(Work required) Count every line where "have" shows up, and give that number only.

-------

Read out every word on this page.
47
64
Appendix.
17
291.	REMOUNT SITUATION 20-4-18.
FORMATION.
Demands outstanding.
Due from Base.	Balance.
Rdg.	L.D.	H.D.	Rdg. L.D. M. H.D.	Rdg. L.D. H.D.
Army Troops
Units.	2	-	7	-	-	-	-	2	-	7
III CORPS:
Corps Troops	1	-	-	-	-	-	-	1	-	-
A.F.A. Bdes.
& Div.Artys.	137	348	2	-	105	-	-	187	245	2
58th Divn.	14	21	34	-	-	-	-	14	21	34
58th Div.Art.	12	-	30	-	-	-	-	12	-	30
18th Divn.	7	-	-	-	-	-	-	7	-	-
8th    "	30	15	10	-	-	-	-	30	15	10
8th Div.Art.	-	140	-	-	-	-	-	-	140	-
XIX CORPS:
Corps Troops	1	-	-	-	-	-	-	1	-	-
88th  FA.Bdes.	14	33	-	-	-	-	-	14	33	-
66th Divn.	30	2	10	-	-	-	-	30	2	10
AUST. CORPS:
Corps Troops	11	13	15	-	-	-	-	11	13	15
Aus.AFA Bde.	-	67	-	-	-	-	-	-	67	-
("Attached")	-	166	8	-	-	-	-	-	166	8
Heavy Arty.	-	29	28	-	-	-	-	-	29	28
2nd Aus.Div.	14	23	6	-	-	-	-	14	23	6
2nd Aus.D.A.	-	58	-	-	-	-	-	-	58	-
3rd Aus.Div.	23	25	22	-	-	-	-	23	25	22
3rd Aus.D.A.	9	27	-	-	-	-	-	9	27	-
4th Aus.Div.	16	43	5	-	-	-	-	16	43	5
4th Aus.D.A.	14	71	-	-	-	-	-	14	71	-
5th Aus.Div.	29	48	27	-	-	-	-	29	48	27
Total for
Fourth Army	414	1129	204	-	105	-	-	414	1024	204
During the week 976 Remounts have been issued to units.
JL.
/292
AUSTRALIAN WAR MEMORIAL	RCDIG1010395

-------

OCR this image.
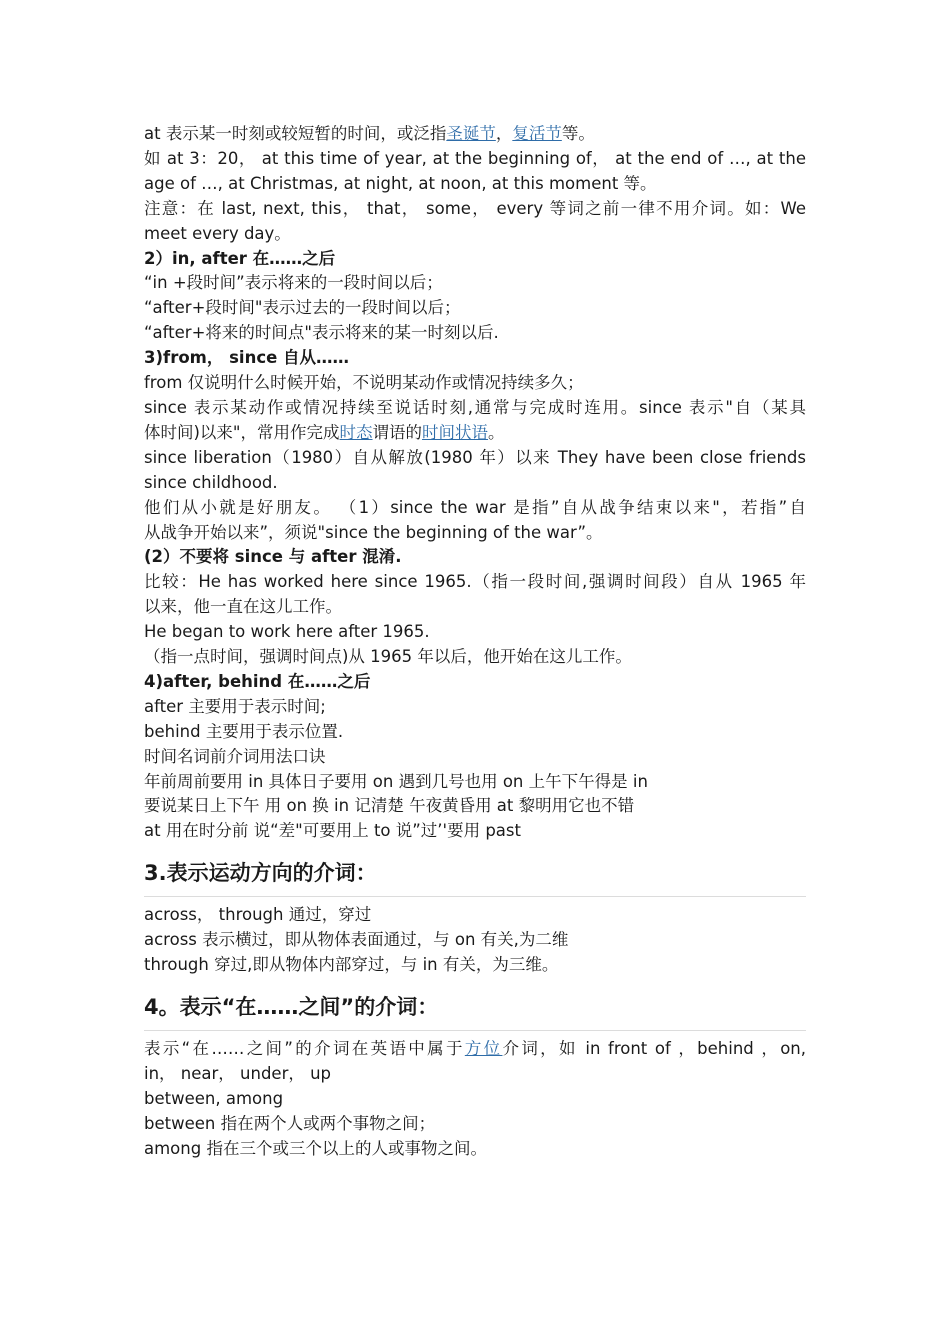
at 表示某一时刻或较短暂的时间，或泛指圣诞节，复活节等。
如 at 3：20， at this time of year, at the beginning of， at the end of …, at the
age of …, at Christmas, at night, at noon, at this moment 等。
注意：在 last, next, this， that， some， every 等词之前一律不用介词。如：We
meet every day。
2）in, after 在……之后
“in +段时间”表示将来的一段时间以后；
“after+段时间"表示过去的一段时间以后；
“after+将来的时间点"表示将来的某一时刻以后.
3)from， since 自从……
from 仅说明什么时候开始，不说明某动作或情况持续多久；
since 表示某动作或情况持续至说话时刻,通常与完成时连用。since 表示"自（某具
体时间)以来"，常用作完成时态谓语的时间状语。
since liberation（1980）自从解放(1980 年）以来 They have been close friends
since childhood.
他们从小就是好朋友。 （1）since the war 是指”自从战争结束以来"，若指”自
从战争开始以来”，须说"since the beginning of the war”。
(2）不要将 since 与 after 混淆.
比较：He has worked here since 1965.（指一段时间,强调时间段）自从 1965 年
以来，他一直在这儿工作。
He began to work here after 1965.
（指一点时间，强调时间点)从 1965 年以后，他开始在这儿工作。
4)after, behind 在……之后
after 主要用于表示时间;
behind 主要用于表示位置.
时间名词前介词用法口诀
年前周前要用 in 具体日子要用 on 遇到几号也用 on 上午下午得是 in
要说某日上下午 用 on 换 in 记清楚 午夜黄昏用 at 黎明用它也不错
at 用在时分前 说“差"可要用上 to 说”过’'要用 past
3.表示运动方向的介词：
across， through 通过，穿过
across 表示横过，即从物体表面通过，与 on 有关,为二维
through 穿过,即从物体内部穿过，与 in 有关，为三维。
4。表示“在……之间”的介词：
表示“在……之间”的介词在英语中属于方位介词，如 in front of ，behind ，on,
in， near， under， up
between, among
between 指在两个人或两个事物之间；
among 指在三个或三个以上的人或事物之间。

-------

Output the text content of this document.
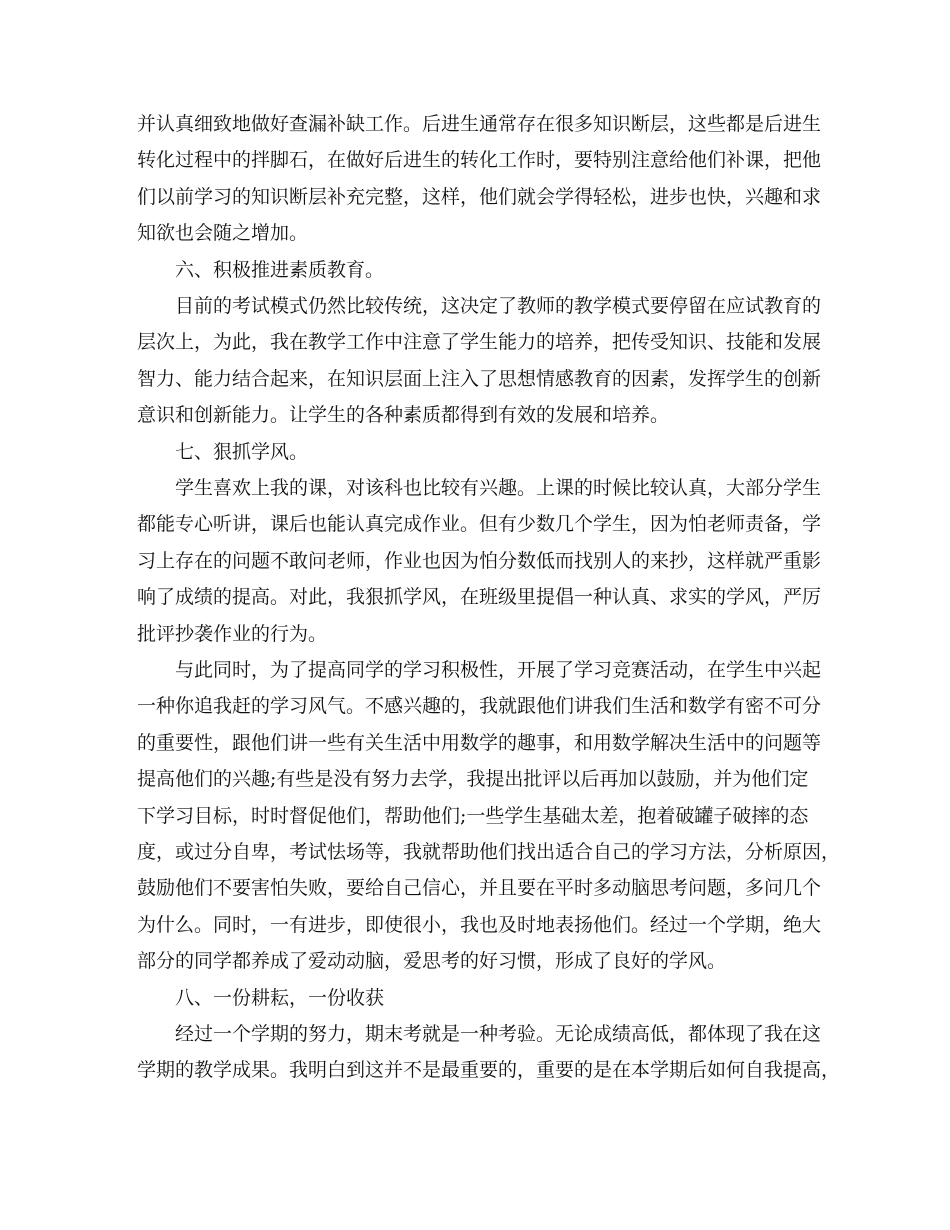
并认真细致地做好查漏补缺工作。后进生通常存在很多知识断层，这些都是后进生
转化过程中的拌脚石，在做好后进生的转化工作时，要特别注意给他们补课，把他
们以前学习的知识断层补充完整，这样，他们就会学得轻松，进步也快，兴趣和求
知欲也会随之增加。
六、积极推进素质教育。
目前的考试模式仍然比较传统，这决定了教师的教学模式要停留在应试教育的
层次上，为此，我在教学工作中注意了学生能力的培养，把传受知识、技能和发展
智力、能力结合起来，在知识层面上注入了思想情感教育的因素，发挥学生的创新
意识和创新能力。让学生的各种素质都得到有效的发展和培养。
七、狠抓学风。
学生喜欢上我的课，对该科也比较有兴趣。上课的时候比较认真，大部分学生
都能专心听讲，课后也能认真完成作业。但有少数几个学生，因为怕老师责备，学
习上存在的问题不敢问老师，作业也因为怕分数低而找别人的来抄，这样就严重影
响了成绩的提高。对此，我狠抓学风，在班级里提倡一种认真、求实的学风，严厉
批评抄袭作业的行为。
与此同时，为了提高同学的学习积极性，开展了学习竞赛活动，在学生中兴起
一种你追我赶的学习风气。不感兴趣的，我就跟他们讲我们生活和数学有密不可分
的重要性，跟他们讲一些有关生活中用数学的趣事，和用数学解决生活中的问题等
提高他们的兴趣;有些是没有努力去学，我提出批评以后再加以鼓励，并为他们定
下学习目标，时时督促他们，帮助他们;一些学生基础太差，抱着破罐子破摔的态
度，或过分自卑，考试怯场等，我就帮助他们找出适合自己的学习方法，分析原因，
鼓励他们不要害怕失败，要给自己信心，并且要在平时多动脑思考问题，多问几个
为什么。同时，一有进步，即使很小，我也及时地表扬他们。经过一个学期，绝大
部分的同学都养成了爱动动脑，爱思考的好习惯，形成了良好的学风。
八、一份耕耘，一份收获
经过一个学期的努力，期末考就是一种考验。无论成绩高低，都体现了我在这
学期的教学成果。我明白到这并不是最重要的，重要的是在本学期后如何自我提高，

-------

(Correct answer) 2